Jumat, 29 Juni 2012

CIRI-CIRI ORANG YANG MEMILIKI KECERDASAN QUR’ANI (INTELLEGENCE QUR’ANIC)


CIRI-CIRI ORANG YANG MEMILIKI  KECERDASAN QUR’ANI
(INTELLEGENCE QUR’ANIC)
SEBUAH DIALOGIS
MENGGALI DAN MELENJITKAN  POTENSI DIRI MELALUI AL-QUR’AN


        Secara garis besarnya  ciri-ciri orang yang telah meraih Qur’anic Quotient  berdasarkan kajian tentang Ulil Albab yang tercantum dalam 16 ayat dalam Al-Qur’an,  dapat disimpulkan paling tidak terdapat 15 kriteria atau karakter Ulil Albab yang dapat dibagi kedalam kelompok  IQ,  EQ  dan  SQ, sebagaimana berikut ini : 
 
A.   Kecerdasan Intelektual (IQ).

1.   Menyimak perkataan dan mengikuti yang baik (QS. AZ-Zummar (39) ayat 18).
2.   Mengetahui dan dapat membedakan antara yang benar dengan yang salah (QS.Ar-Ra’ad (13) ayat 19).
3.   Memiliki ilmu yang mendalam (QS. Ali Imaran (3) ayat 7).
4.   Mendapatkan hikmah (QS. Al-Baqarah (2) ayat 269).
5.   Senantiasa  memikirkan ciptaan Allah (QS.  Ali Imran (3) ayat 19 dan Az-Zummar (39) ayat 21).

B.  Kecerdasan  Emosional (EQ).

1.   Memenuhi janji dan tidak merusaknya  (QS.  Ar-Ra’ad (13) ayat 20).
2.   Silaturrahmi sesuai dengan perintah Allah (QS.  Ar-Ra’ad (13) ayat 21).
3.   Takut kepada Allah, adzab-Nya, dan hisab yang buruk (QS.  Ar-Ra’ad (13) ayat 21).
4.    Sabar karena mencari ridha Allah  (QS.  Ar-Ra’ad (13) ayat 22).
5.    Gemar mendermakan harta (QS.  Ar-Ra’ad (13) ayat 22).

C.  Kecerdasan  Spiritual  (SQ). 

1.   Beriman dan Bertaqwa  (QS. Al-Baqarah (2) ayat 179-197; Al-Maidah (5) ayat 100 dan Ath-Thalaq (65) ayat 10).
--
Tugas Latihan
A. Jawablah pertanyaan berikut berdasarkan teks tentang kecerdasan Qur'ani.
(i) Kajian tentang Ulil Albab bersumber dari berapa ayat dalam Al-Qur'an?
(ii) Dalam kelompok Kecerdasan Emosional, ciri apa yang dikaitkan dengan QS. Ar-Ra'ad (13) ayat 20?
(iii) Ayat mana yang dirujuk untuk ciri "Mendapatkan hikmah"?
B. Apakah setiap pernyataan berikut sesuai dengan teks tentang kecerdasan Qur'ani? Jawab ya atau tidak, lalu kutip kata-kata teks yang menentukan.
(i) Teks menyebut sedikitnya 15 kriteria Ulil Albab.
(ii) "Gemar mendermakan harta" termasuk dalam kelompok Kecerdasan Intelektual.
(iii) Ciri "Memiliki ilmu yang mendalam" merujuk pada QS. Ali Imaran (3) ayat 7.
C. Lanjutkan teks tentang kecerdasan Qur'ani mulai dari bagian terakhir yang tercantum.

Baris dari sebuah dataset
--
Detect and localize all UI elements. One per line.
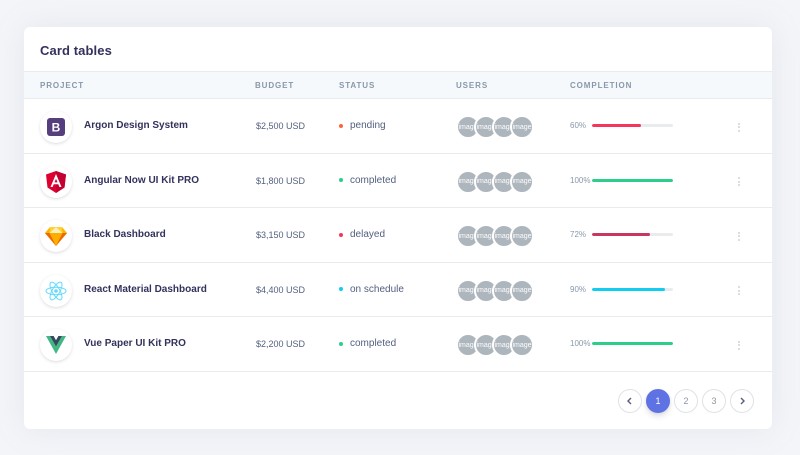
- completion: 100%: [570, 176, 673, 185]
- chevron-left-icon: [627, 397, 632, 405]
- status-text: delayed: [350, 229, 386, 241]
- row-actions-button[interactable]: [734, 229, 744, 243]
- pagination-next-button[interactable]: [730, 389, 754, 413]
- avatar-group: image image image image: [456, 333, 534, 358]
- pagination-page-1[interactable]: 1: [646, 389, 670, 413]
- progress-bar-fill: [592, 124, 641, 127]
- status-text: pending: [350, 120, 386, 131]
- row-actions-button[interactable]: [734, 175, 744, 189]
- table-row: B Argon Design System $2,500 USD pending…: [24, 99, 772, 154]
- progress-bar: [592, 178, 673, 182]
- status-dot: [339, 341, 343, 346]
- column-header-status: Status: [339, 81, 376, 90]
- progress-bar-fill: [592, 287, 665, 291]
- status-dot: [339, 232, 343, 237]
- status-text: on schedule: [350, 283, 404, 295]
- status-text: completed: [350, 338, 397, 350]
- project-name: Angular Now UI Kit PRO: [84, 174, 199, 186]
- completion-percent: 60%: [570, 121, 587, 130]
- chevron-right-icon: [740, 397, 745, 405]
- project-budget: $1,800 USD: [256, 175, 306, 186]
- ellipsis-vertical-icon: [738, 340, 740, 343]
- status-badge: pending: [339, 120, 386, 131]
- project-budget: $4,400 USD: [256, 284, 306, 295]
- status-badge: on schedule: [339, 284, 404, 295]
- table-row: React Material Dashboard $4,400 USD on s…: [24, 263, 772, 318]
- status-dot: [339, 123, 343, 128]
- pagination-page-3[interactable]: 3: [702, 389, 726, 413]
- progress-bar-fill: [592, 342, 673, 346]
- project-budget: $2,500 USD: [256, 121, 306, 131]
- avatar-group: image image image image: [456, 169, 534, 194]
- card-header: Card tables: [24, 27, 772, 72]
- status-badge: completed: [339, 338, 396, 349]
- project-budget: $2,200 USD: [256, 339, 306, 350]
- status-dot: [339, 287, 343, 292]
- progress-bar-fill: [592, 233, 651, 237]
- status-badge: completed: [339, 175, 396, 186]
- svg-text:B: B: [52, 121, 61, 135]
- table-row: Vue Paper UI Kit PRO $2,200 USD complete…: [24, 317, 772, 372]
- column-header-budget: Budget: [255, 81, 295, 90]
- row-actions-button[interactable]: [734, 284, 744, 298]
- project-budget: $3,150 USD: [256, 230, 306, 241]
- pagination-prev-button[interactable]: [618, 389, 642, 413]
- angular-icon: [46, 170, 66, 193]
- vue-icon: [46, 336, 66, 355]
- project-name: Black Dashboard: [84, 229, 166, 241]
- react-icon: [45, 281, 67, 301]
- table-header: Project Budget Status Users Completion: [24, 72, 772, 99]
- avatar-group: image image image image: [456, 278, 534, 303]
- avatar-group: image image image image: [456, 115, 534, 139]
- ellipsis-vertical-icon: [738, 122, 740, 125]
- table-row: Black Dashboard $3,150 USD delayed image…: [24, 208, 772, 263]
- row-actions-button[interactable]: [734, 338, 744, 352]
- project-logo: [40, 220, 72, 253]
- user-avatar[interactable]: image: [510, 115, 534, 139]
- progress-bar-fill: [592, 178, 673, 182]
- progress-bar: [592, 287, 673, 291]
- user-avatar[interactable]: image: [510, 224, 534, 249]
- project-logo: B: [40, 111, 72, 143]
- project-name: Vue Paper UI Kit PRO: [84, 338, 186, 350]
- column-header-users: Users: [456, 81, 489, 90]
- ellipsis-vertical-icon: [738, 177, 740, 180]
- pagination: 1 2 3: [618, 389, 754, 413]
- progress-bar: [592, 342, 673, 346]
- completion: 72%: [570, 230, 673, 239]
- completion-percent: 100%: [570, 175, 591, 185]
- row-actions-button[interactable]: [734, 120, 744, 134]
- ellipsis-vertical-icon: [738, 231, 740, 234]
- status-badge: delayed: [339, 229, 385, 240]
- project-name: Argon Design System: [84, 120, 188, 131]
- status-text: completed: [350, 174, 397, 186]
- project-logo: [40, 329, 72, 362]
- pagination-page-2[interactable]: 2: [674, 389, 698, 413]
- table-row: Angular Now UI Kit PRO $1,800 USD comple…: [24, 154, 772, 209]
- avatar-group: image image image image: [456, 224, 534, 249]
- progress-bar: [592, 233, 673, 237]
- card-title: Card tables: [40, 43, 112, 58]
- completion: 90%: [570, 285, 673, 294]
- column-header-completion: Completion: [570, 81, 633, 90]
- completion: 60%: [570, 121, 673, 130]
- column-header-project: Project: [40, 81, 85, 90]
- user-avatar[interactable]: image: [510, 278, 534, 303]
- card-table: Card tables Project Budget Status Users …: [24, 27, 772, 429]
- project-name: React Material Dashboard: [84, 283, 207, 295]
- completion: 100%: [570, 339, 673, 348]
- status-dot: [339, 178, 343, 183]
- bootstrap-icon: B: [47, 118, 65, 136]
- completion-percent: 90%: [570, 284, 587, 294]
- sketch-icon: [45, 226, 67, 247]
- completion-percent: 72%: [570, 230, 587, 240]
- progress-bar: [592, 124, 673, 127]
- project-logo: [40, 165, 72, 198]
- ellipsis-vertical-icon: [738, 286, 740, 289]
- project-logo: [40, 274, 72, 307]
- user-avatar[interactable]: image: [510, 169, 534, 194]
- completion-percent: 100%: [570, 339, 591, 349]
- table-body: B Argon Design System $2,500 USD pending…: [24, 99, 772, 372]
- user-avatar[interactable]: image: [510, 333, 534, 358]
--
Jawaban Latihan
A.
(i) 16 ayat.
(ii) Memenuhi janji dan tidak merusaknya.
(iii) QS. Al-Baqarah (2) ayat 269.

B.
(i) Ya: "paling tidak terdapat 15 kriteria atau karakter Ulil Albab".
(ii) Tidak: "Gemar mendermakan harta" tercantum dalam kelompok B, Kecerdasan Emosional (EQ), bukan dalam kelompok A, Kecerdasan Intelektual (IQ).
(iii) Ya: "Memiliki ilmu yang mendalam (QS. Ali Imaran (3) ayat 7)".

C.
2.    Banyak  berdzikir kepada Allah, dimanapun, kapanpun  (QS. Ali Imran (3) ayat 191).
3.   Senantiasa berdo’a kepada Allah dan mengharapkan rahmat-Nya (QS. Ali Imran (3) ayat 191-194).
4.   Berpegang teguh dengan Al-Qur’an  (QS. Shad (38) ayat 29).
5.   Mendirikan shalat dan banyak beribadah pada malam hari (QS.Ar-Ra’ad (13) ayat 22 dan  AZ-Zummar (39) ayat 9).

Merujuk  kepada pendapat  DR. Wahbah Az-Zuhaily  dalam “Kitab At-Tafsir al-Munir fi al-‘Aqidah wa  as-Syari’ah wa al-Manhaj  (Darul Fikri,  1998)”, meriwayatkan perkataan Ibnu Abbas--sahabat Nabi  yang mendapat gelar ”Kiyai Umat” dari Khalid  Muhammad Khalid  penulis “Kitab Rijalu Haula Rasul (Darul Maqatham,   1994)”—mengatakan : “Al-Fatihah adalah inti dari Al-Qur’an.   Dan Basmalah –bismillahirrahmanirrahim—adalah inti dari surah Al-Fatihah”.  Dan semasa masih kecil Rasulullah pernah menepuk-nepuk  punggung beliau  sambil berdo’a :  “Ya Allah, berikanlah ilmu agama yang mendalam dan ajarkan kepadanya ta’wil (Al-Qur’an)”. 

Dari dua belas nama Al-Fatihah, yang disepakati para ulama ada tiga nama yang menguatkan pendapat Ibnu Abbas, yaitu : Fatihah Al-Kitab; Ummu Al-Kitab dan Ummu Al-Qur’an, jadi Al-Fatihah  sebagai pembuka dan induk dari Al-Qur’an.  Maka dari itu, jika Al-Qur’an merupakan prinsip hidup kita, sedangkan Al-Fatihah adalah inti Al-Qur-an, maka sudah jelas didalam Al-Fatihah terdapat prinsip hidup, termasuk diantaranya prinsip untuk menggali dan melenjitkan potensi diri manusia hidup.  Tinggal tergantung kata hati masing-masing, mau mencari prinsip hidup atau tidak ?  Sebab di dalam “ulumi Al-Qur’an (ilmu-ilmu Al-Qur’an)”   terdapat  “manthuq (arti yang tersurat)” dan “mafhum (arti yang tersirat)”,   yang perlu kita pelajari dan digali.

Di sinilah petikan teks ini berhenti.